BEGIN Listing

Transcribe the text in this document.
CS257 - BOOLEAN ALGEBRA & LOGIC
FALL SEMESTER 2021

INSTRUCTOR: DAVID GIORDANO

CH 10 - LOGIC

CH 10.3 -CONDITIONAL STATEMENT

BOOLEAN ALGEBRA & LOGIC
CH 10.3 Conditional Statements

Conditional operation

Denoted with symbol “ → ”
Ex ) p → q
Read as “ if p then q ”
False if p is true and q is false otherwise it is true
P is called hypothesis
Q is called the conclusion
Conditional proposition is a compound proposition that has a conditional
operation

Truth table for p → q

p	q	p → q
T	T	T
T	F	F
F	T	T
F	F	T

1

END Listing

◆ **Task to carry out**
Repeat the records above in full, character for character.

◆ **Solution to the problem**
Transcribe the text in this document.
CS257 - BOOLEAN ALGEBRA & LOGIC
FALL SEMESTER 2021

INSTRUCTOR: DAVID GIORDANO

CH 10 - LOGIC

CH 10.3 -CONDITIONAL STATEMENT

BOOLEAN ALGEBRA & LOGIC
CH 10.3 Conditional Statements

Conditional operation

Denoted with symbol “ → ”
Ex ) p → q
Read as “ if p then q ”
False if p is true and q is false otherwise it is true
P is called hypothesis
Q is called the conclusion
Conditional proposition is a compound proposition that has a conditional
operation

Truth table for p → q

p	q	p → q
T	T	T
T	F	F
F	T	T
F	F	T

1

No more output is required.